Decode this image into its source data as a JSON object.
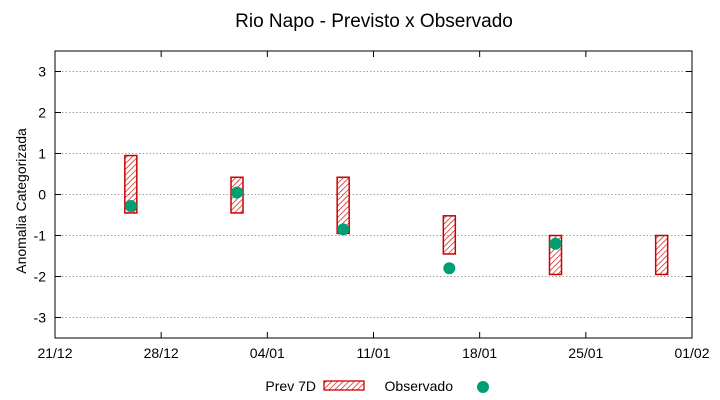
{
  "chart_data": {
    "type": "interval-scatter",
    "title": "Rio Napo - Previsto x Observado",
    "xlabel": "",
    "ylabel": "Anomalia Categorizada",
    "ylim": [
      -3.5,
      3.5
    ],
    "yticks": [
      -3,
      -2,
      -1,
      0,
      1,
      2,
      3
    ],
    "ytick_labels": [
      "-3",
      "-2",
      "-1",
      "0",
      "1",
      "2",
      "3"
    ],
    "x_range_days": [
      0,
      42
    ],
    "xticks": [
      {
        "day": 0,
        "label": "21/12"
      },
      {
        "day": 7,
        "label": "28/12"
      },
      {
        "day": 14,
        "label": "04/01"
      },
      {
        "day": 21,
        "label": "11/01"
      },
      {
        "day": 28,
        "label": "18/01"
      },
      {
        "day": 35,
        "label": "25/01"
      },
      {
        "day": 42,
        "label": "01/02"
      }
    ],
    "grid": true,
    "series": [
      {
        "name": "Prev 7D",
        "kind": "range",
        "color": "#cc0000",
        "points": [
          {
            "day": 5,
            "low": -0.45,
            "high": 0.95
          },
          {
            "day": 12,
            "low": -0.45,
            "high": 0.42
          },
          {
            "day": 19,
            "low": -0.95,
            "high": 0.42
          },
          {
            "day": 26,
            "low": -1.45,
            "high": -0.52
          },
          {
            "day": 33,
            "low": -1.95,
            "high": -1.0
          },
          {
            "day": 40,
            "low": -1.95,
            "high": -1.0
          }
        ]
      },
      {
        "name": "Observado",
        "kind": "points",
        "color": "#009e73",
        "points": [
          {
            "day": 5,
            "value": -0.28
          },
          {
            "day": 12,
            "value": 0.05
          },
          {
            "day": 19,
            "value": -0.85
          },
          {
            "day": 26,
            "value": -1.8
          },
          {
            "day": 33,
            "value": -1.2
          }
        ]
      }
    ],
    "legend": {
      "position": "bottom-center",
      "entries": [
        "Prev 7D",
        "Observado"
      ]
    }
  }
}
● ● ● ● ●
Problem statement:
Copy out all the entries exactly. Images stay out of the copy.

Reply to the task:
Decode this image into its source data as a JSON object.
{
  "chart_data": {
    "type": "interval-scatter",
    "title": "Rio Napo - Previsto x Observado",
    "xlabel": "",
    "ylabel": "Anomalia Categorizada",
    "ylim": [
      -3.5,
      3.5
    ],
    "yticks": [
      -3,
      -2,
      -1,
      0,
      1,
      2,
      3
    ],
    "ytick_labels": [
      "-3",
      "-2",
      "-1",
      "0",
      "1",
      "2",
      "3"
    ],
    "x_range_days": [
      0,
      42
    ],
    "xticks": [
      {
        "day": 0,
        "label": "21/12"
      },
      {
        "day": 7,
        "label": "28/12"
      },
      {
        "day": 14,
        "label": "04/01"
      },
      {
        "day": 21,
        "label": "11/01"
      },
      {
        "day": 28,
        "label": "18/01"
      },
      {
        "day": 35,
        "label": "25/01"
      },
      {
        "day": 42,
        "label": "01/02"
      }
    ],
    "grid": true,
    "series": [
      {
        "name": "Prev 7D",
        "kind": "range",
        "color": "#cc0000",
        "points": [
          {
            "day": 5,
            "low": -0.45,
            "high": 0.95
          },
          {
            "day": 12,
            "low": -0.45,
            "high": 0.42
          },
          {
            "day": 19,
            "low": -0.95,
            "high": 0.42
          },
          {
            "day": 26,
            "low": -1.45,
            "high": -0.52
          },
          {
            "day": 33,
            "low": -1.95,
            "high": -1.0
          },
          {
            "day": 40,
            "low": -1.95,
            "high": -1.0
          }
        ]
      },
      {
        "name": "Observado",
        "kind": "points",
        "color": "#009e73",
        "points": [
          {
            "day": 5,
            "value": -0.28
          },
          {
            "day": 12,
            "value": 0.05
          },
          {
            "day": 19,
            "value": -0.85
          },
          {
            "day": 26,
            "value": -1.8
          },
          {
            "day": 33,
            "value": -1.2
          }
        ]
      }
    ],
    "legend": {
      "position": "bottom-center",
      "entries": [
        "Prev 7D",
        "Observado"
      ]
    }
  }
}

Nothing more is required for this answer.